[START]
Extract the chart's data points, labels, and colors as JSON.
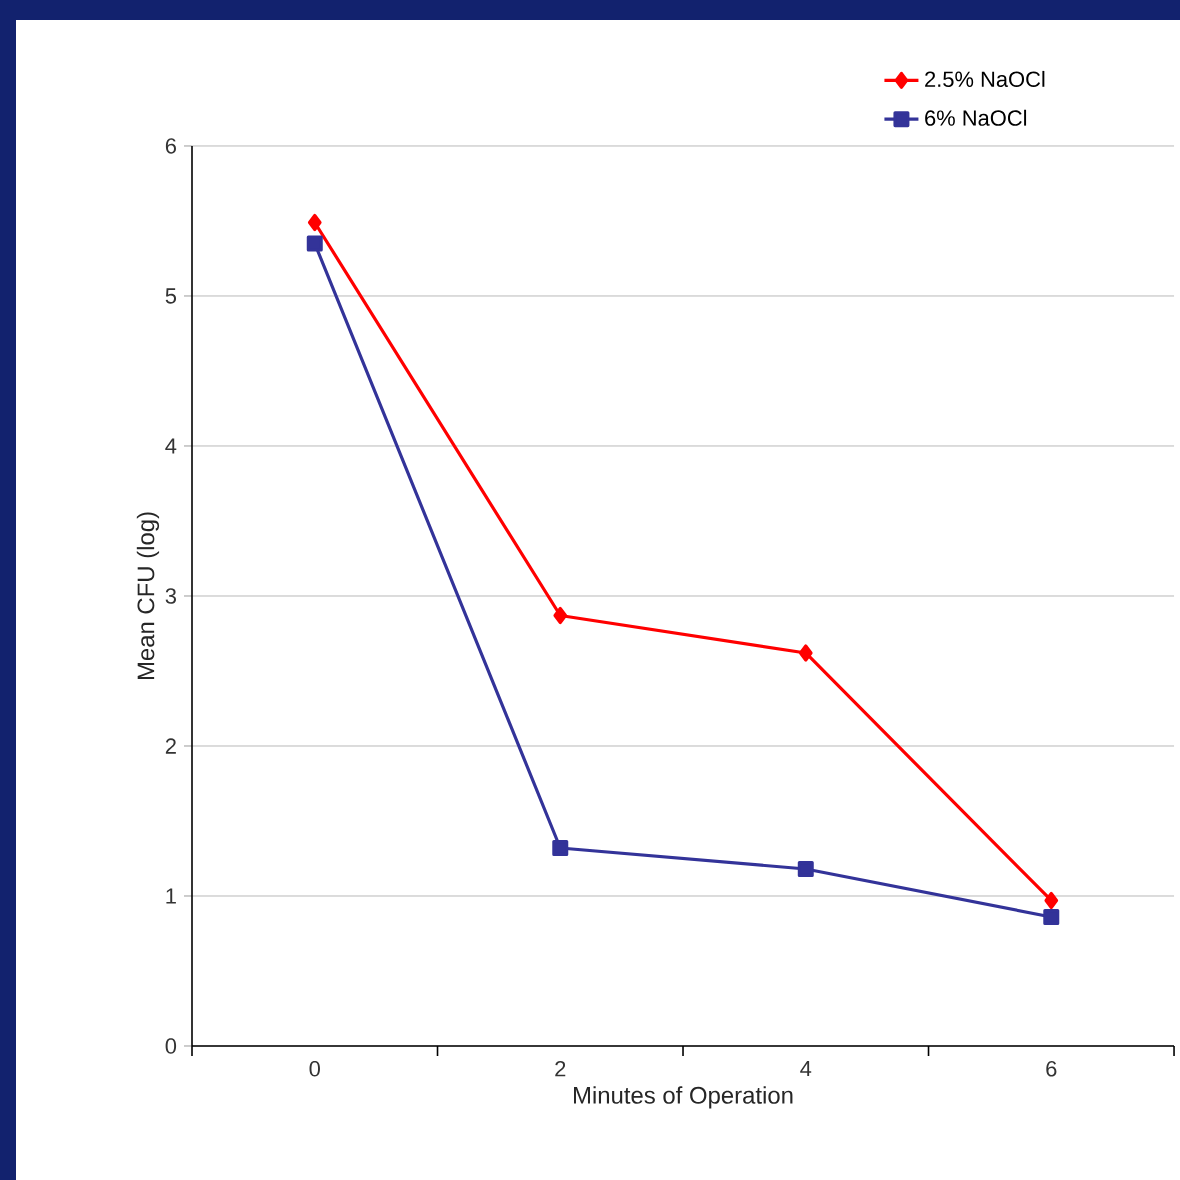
{
  "chart_data": {
    "type": "line",
    "xlabel": "Minutes of Operation",
    "ylabel": "Mean  CFU  (log)",
    "categories": [
      "0",
      "2",
      "4",
      "6"
    ],
    "series": [
      {
        "name": "2.5% NaOCl",
        "color": "#ff0000",
        "marker": "diamond",
        "values": [
          5.49,
          2.87,
          2.62,
          0.97
        ]
      },
      {
        "name": "6% NaOCl",
        "color": "#333399",
        "marker": "square",
        "values": [
          5.35,
          1.32,
          1.18,
          0.86
        ]
      }
    ],
    "ylim": [
      0,
      6
    ],
    "yticks": [
      0,
      1,
      2,
      3,
      4,
      5,
      6
    ],
    "grid": "y",
    "legend": "top right"
  }
}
[END]
### TASK DESCRIPTION
Return the listing above unchanged, apart from dropping its pictures.

### COMPLETE ANSWER
Extract the chart's data points, labels, and colors as JSON.
{
  "chart_data": {
    "type": "line",
    "xlabel": "Minutes of Operation",
    "ylabel": "Mean  CFU  (log)",
    "categories": [
      "0",
      "2",
      "4",
      "6"
    ],
    "series": [
      {
        "name": "2.5% NaOCl",
        "color": "#ff0000",
        "marker": "diamond",
        "values": [
          5.49,
          2.87,
          2.62,
          0.97
        ]
      },
      {
        "name": "6% NaOCl",
        "color": "#333399",
        "marker": "square",
        "values": [
          5.35,
          1.32,
          1.18,
          0.86
        ]
      }
    ],
    "ylim": [
      0,
      6
    ],
    "yticks": [
      0,
      1,
      2,
      3,
      4,
      5,
      6
    ],
    "grid": "y",
    "legend": "top right"
  }
}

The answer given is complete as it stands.